* Source document:
The Vital Role of Clinical Validation in the Adoption of AI within Healthcare | By Felix Feng, Scientific Advisor to ArteraAI

The healthcare industry has witnessed a significant surge in interest and opportunity to integrate artificial intelligence (AI) into care; diagnostics, clinical administration, treatment planning, and more. However, implementation remains limited, largely due to a lack of robust validation procedures. It is critical that healthcare professionals hold a level of skepticism in tension with open-mindedness about new technology, to ensure the patient receives the safest, quality care possible.

Today many leaders are forced to “adapt” or “die” when it comes to AI. They are living in a catch-22 where there is the option to either build the plane while flying it (which can increase the risk of everything from medical errors to security breaches), or they risk being overstepped in a highly competitive space due to a “lack of innovation.” As the nation continues to determine the proper regulatory oversight in the use of AI in healthcare, how do healthcare professionals toe this line? One way is by taking the “age-old” approach when evaluating virtually any care delivery system – asking the question: “Is this clinically validated?”

As a scientific advisor of ArteraAI, a leading precision medicine company developing AI tests to personalize cancer therapy, evaluating the validity or viability of a proposed project or initiative, is one of my primary interests.. And I see this question as a crucial first “stress test” to deploy when considering the adoption of any new technology.

Accuracy

Clinical validation allows for AI models to be subjected to rigorous testing against large and diverse datasets, comparing their performance against established benchmarks and gold standards. By validating AI algorithms with clinical data, we can assess their ability to correctly identify and classify diseases, predict outcomes, and recommend appropriate treatments. It is through this validation process that AI systems can be fine-tuned and optimized to achieve the highest levels of accuracy and precision.

For example, multiple Phase 3 randomized trials, with up to 15-year follow-ups were used to develop and validate prognostic and predictive AI models, when developing the ArteraAI Prostate Test, the first test that can predict whether an individual patient with localized prostate cancer will benefit from hormone therapy. The models were developed and validated with data from thousands of patients and terabytes of digital images.

* Data for review:

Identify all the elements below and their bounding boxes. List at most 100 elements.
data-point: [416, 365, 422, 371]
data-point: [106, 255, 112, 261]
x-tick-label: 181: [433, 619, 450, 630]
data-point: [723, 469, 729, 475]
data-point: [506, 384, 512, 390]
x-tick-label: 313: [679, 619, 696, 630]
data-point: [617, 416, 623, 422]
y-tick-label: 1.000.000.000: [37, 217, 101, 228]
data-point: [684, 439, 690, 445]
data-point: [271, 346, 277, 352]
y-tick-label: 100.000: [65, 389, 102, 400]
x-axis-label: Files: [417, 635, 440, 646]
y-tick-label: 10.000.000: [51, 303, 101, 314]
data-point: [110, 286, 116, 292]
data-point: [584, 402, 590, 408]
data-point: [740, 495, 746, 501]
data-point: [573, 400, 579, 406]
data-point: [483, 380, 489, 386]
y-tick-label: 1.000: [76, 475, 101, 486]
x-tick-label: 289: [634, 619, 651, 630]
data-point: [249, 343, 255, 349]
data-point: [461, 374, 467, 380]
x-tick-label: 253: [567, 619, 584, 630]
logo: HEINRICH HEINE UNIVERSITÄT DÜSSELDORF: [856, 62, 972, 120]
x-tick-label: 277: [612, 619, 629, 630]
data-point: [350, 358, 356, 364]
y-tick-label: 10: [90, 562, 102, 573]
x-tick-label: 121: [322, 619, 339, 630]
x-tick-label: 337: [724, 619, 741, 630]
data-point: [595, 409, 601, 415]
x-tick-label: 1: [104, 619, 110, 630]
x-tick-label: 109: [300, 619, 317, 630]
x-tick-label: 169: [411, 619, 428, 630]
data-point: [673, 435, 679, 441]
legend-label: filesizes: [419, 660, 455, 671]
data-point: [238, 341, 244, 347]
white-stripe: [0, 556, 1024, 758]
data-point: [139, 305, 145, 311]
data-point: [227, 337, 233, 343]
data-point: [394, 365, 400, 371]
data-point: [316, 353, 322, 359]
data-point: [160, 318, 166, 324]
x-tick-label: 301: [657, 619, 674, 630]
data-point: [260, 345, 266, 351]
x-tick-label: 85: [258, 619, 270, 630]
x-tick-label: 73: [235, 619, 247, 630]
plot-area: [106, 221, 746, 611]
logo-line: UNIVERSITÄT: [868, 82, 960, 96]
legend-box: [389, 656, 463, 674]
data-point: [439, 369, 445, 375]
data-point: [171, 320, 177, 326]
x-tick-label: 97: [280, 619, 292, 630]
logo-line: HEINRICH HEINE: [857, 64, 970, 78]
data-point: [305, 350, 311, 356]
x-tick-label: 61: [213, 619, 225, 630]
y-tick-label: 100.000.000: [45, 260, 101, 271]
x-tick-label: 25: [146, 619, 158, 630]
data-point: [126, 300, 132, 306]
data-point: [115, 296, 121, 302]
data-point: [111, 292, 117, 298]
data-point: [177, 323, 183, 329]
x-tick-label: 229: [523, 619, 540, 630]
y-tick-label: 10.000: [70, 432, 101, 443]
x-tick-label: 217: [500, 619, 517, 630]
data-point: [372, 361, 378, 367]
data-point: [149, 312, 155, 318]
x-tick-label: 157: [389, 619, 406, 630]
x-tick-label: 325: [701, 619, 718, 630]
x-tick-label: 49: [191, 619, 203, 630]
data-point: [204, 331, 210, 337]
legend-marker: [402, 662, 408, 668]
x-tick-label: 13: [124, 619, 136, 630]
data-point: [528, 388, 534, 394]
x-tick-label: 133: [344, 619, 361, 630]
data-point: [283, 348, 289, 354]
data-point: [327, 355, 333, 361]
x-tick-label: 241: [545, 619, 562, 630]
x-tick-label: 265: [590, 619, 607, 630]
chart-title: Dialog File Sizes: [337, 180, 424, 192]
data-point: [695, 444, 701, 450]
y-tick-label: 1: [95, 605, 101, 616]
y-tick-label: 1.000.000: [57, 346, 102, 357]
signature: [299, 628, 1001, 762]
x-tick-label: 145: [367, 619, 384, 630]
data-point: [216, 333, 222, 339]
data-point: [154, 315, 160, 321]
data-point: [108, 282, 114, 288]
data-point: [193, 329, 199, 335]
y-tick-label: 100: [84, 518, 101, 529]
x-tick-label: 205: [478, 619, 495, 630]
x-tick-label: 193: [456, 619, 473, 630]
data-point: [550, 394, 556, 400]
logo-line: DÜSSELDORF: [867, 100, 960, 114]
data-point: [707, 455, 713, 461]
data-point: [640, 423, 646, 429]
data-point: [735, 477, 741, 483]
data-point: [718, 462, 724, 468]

* Assignment 1: Translate this sentence from the article on clinical validation of AI in healthcare into Spanish: "However, implementation remains limited, largely due to a lack of robust validation procedures."
* Assignment 2: Continue the article on clinical validation of AI in healthcare, picking up after its final sentence.

* Task output 1: Sin embargo, la implementación sigue siendo limitada, en gran parte debido a la falta de procedimientos de validación sólidos.

* Task output 2:
Safety

Clinical validation plays a pivotal role in assessing the safety and reliability of new solutions. By scrutinizing the performance of AI algorithms within real-world clinical scenarios, we can identify potential pitfalls, vulnerabilities, and biases that may impact patient outcomes. Moreover, clinical validation helps to ensure that AI models exhibit robust performance across diverse patient populations, accounting for demographic variations and comorbidities.

For example, prostate cancer disproportionately impacts African American men, with this population making up 16.3% of prostate cancer patients, but only an average of 9.4% of clinical trial participants. It was paramount that the ArteraAI Prostate Test demonstrated similar performance in both African American and non-African American prostate cancer patients. For our test, the African American representation in model development and validation is approximately 20%.

By intentionally seeking diverse participation in clinical trials, healthcare professionals can help minimize the risks associated with false positives, false negatives, and the potential for algorithmic errors, thus promoting patient safety, for all.

Confidence

Subjecting AI models to thorough validation processes allows us to generate evidence that demonstrates effectiveness, accuracy, and reliability. This evidence can help instill confidence among healthcare clinicians and patients when implementing it as part of a treatment plan. This confidence for both clinicians and patients allows for greater shared-decision making when deciding on a treatment plan, which has been shown to improve the patient experience and improve outcomes.

Overall, clinical validation can help ensure that AI solutions are accurate, safe, and reliable, instilling trust among those it impacts the most. As new data becomes available and medical practices evolve, AI models must undergo consistent, periodic validation to ensure their continued accuracy and efficacy. AI has the potential to propel the healthcare industry forward, but we must move forward with caution and with the right checkpoints in place.

Note: Dr. Felix Feng is a radiation oncology leader in translational research. The primary aim of Dr. Feng’s research program is to individualize therapy for patients with aggressive prostate cancer, by identifying determinants of treatment resistance and developing strategies to overcome this resistance.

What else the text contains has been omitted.